Trecho do documento:
○ ○ ○ ○ ○

Ele voltou para casa
e, trabalhando com seus colegas da Nasa e do Museu de Ciências Planetárias da
Itália, ele analisou a composição das rochas, comparando com as medições de
Mercúrio. Os resultados o deixaram perplexo.
"Eles não eram
apenas similares; eram idênticos."
A mistura de elementos
como magnésio, alumínio e ferro era a mesma observada no misterioso planeta com
seu enorme núcleo.
A única diferença era
que as rochas de Chipre haviam se oxidado – o que é inevitável, considerando a
atmosfera da Terra, rica em oxigênio.
As rochas de boninita
são o primeiro análogo terrestre verdadeiro de Mercúrio, segundo Mari. Elas
fornecem dados adicionais preciosos para nossa compreensão daquele planeta. E
estudos adicionais podem revelar indicações sobre a atividade geológica do passado
de Mercúrio.

○ ○ ○ ○ ○

Dados fornecidos:
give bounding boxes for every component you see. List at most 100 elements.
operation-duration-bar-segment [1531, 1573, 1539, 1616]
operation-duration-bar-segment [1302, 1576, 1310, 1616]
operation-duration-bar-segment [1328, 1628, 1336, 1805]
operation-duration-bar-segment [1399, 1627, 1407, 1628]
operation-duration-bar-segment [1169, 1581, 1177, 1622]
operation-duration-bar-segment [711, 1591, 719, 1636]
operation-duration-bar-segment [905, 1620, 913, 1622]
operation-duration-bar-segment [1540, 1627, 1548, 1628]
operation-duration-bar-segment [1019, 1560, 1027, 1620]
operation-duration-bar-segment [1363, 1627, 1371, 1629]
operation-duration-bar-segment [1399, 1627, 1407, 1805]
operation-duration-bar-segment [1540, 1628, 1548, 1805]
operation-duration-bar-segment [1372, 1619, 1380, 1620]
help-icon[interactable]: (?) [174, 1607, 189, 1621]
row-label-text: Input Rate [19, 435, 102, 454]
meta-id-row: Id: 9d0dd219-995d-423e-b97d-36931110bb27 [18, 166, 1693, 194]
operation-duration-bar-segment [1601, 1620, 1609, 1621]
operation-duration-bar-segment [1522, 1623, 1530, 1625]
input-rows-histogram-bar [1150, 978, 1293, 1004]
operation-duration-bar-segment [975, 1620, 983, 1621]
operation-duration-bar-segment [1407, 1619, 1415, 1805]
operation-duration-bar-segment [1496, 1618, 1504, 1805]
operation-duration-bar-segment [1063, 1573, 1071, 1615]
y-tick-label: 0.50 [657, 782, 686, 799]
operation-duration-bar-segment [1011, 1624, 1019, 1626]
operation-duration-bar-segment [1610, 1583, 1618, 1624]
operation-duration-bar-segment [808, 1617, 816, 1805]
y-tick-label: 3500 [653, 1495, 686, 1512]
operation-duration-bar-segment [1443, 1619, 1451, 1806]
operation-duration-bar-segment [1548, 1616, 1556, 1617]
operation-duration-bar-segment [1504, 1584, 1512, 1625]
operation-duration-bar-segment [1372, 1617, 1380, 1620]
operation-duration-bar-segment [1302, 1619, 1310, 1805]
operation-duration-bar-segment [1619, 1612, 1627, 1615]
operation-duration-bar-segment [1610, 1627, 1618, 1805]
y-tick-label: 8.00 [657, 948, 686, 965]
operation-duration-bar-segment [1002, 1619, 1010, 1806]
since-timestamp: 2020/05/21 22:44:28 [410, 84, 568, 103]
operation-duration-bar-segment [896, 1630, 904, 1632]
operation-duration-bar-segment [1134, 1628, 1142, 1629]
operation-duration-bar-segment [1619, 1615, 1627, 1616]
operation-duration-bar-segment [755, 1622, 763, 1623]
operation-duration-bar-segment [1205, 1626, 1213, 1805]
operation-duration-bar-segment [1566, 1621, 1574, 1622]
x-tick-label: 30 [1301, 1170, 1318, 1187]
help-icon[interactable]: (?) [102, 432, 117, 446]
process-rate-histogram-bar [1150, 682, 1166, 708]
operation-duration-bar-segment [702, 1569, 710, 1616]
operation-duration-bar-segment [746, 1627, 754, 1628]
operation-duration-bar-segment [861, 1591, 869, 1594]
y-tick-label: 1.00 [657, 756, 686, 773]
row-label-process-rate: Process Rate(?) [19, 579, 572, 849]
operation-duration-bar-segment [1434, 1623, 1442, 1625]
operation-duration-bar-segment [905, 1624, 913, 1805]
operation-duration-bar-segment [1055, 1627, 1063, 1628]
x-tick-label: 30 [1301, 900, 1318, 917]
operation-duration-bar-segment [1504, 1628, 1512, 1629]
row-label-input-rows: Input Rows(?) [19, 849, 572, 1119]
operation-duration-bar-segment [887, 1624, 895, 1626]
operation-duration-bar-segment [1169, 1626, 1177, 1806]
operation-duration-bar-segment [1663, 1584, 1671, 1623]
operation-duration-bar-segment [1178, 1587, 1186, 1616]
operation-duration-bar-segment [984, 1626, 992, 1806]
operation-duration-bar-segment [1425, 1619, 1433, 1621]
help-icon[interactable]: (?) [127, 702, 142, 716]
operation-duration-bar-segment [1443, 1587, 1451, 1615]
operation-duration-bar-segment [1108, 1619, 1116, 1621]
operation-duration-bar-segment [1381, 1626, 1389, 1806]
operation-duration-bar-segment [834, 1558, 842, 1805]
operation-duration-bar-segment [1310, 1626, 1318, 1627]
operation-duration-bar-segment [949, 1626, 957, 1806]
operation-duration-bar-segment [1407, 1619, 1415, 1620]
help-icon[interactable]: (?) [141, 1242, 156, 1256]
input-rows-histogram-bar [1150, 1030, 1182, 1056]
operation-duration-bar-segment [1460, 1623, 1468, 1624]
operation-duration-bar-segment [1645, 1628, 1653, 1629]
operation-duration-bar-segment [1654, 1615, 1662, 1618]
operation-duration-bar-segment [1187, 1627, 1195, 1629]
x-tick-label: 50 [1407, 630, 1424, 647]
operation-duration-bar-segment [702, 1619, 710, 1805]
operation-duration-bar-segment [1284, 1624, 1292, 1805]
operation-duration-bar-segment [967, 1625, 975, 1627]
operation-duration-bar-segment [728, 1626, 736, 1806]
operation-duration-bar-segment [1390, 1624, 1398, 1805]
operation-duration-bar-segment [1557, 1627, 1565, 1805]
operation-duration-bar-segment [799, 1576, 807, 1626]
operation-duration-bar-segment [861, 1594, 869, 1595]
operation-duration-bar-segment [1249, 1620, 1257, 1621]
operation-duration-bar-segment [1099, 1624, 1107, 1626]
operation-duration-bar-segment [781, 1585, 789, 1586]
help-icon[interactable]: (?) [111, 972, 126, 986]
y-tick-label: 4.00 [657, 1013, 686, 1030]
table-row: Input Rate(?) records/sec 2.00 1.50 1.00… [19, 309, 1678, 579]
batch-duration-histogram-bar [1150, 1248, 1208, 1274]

○ ○ ○ ○ ○

Tarefas e exercícios:
[1] Repita, sem nenhuma alteração, o trecho do texto sobre as rochas de Chipre que vai de "Ele voltou para" até "seu enorme núcleo.".
[2] Traduza para o inglês esta frase do texto sobre as rochas de Chipre: "A única diferença era que as rochas de Chipre haviam se oxidado – o que é inevitável, considerando a atmosfera da Terra, rica em oxigênio."

Respostas do exercício:
[1]
Ele voltou para casa
e, trabalhando com seus colegas da Nasa e do Museu de Ciências Planetárias da
Itália, ele analisou a composição das rochas, comparando com as medições de
Mercúrio. Os resultados o deixaram perplexo.
"Eles não eram
apenas similares; eram idênticos."
A mistura de elementos
como magnésio, alumínio e ferro era a mesma observada no misterioso planeta com
seu enorme núcleo.

[2] The only difference was that the rocks from Cyprus had oxidized – which is inevitable, considering Earth's oxygen-rich atmosphere.